EXERCISE DIRECTIONS: Each line that follows should be printed again exactly as it stands.

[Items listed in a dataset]
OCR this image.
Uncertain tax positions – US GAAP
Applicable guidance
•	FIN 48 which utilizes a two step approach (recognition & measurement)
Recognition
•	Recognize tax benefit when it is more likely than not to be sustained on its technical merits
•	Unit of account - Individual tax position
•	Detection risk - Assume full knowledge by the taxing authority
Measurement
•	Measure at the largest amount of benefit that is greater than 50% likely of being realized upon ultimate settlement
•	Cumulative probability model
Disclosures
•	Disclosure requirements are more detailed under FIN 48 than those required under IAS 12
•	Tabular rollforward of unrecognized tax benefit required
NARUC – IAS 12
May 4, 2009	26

RESULT OF THE TASK:
OCR this image.
Uncertain tax positions – US GAAP
Applicable guidance
•	FIN 48 which utilizes a two step approach (recognition & measurement)
Recognition
•	Recognize tax benefit when it is more likely than not to be sustained on its technical merits
•	Unit of account - Individual tax position
•	Detection risk - Assume full knowledge by the taxing authority
Measurement
•	Measure at the largest amount of benefit that is greater than 50% likely of being realized upon ultimate settlement
•	Cumulative probability model
Disclosures
•	Disclosure requirements are more detailed under FIN 48 than those required under IAS 12
•	Tabular rollforward of unrecognized tax benefit required
NARUC – IAS 12
May 4, 2009	26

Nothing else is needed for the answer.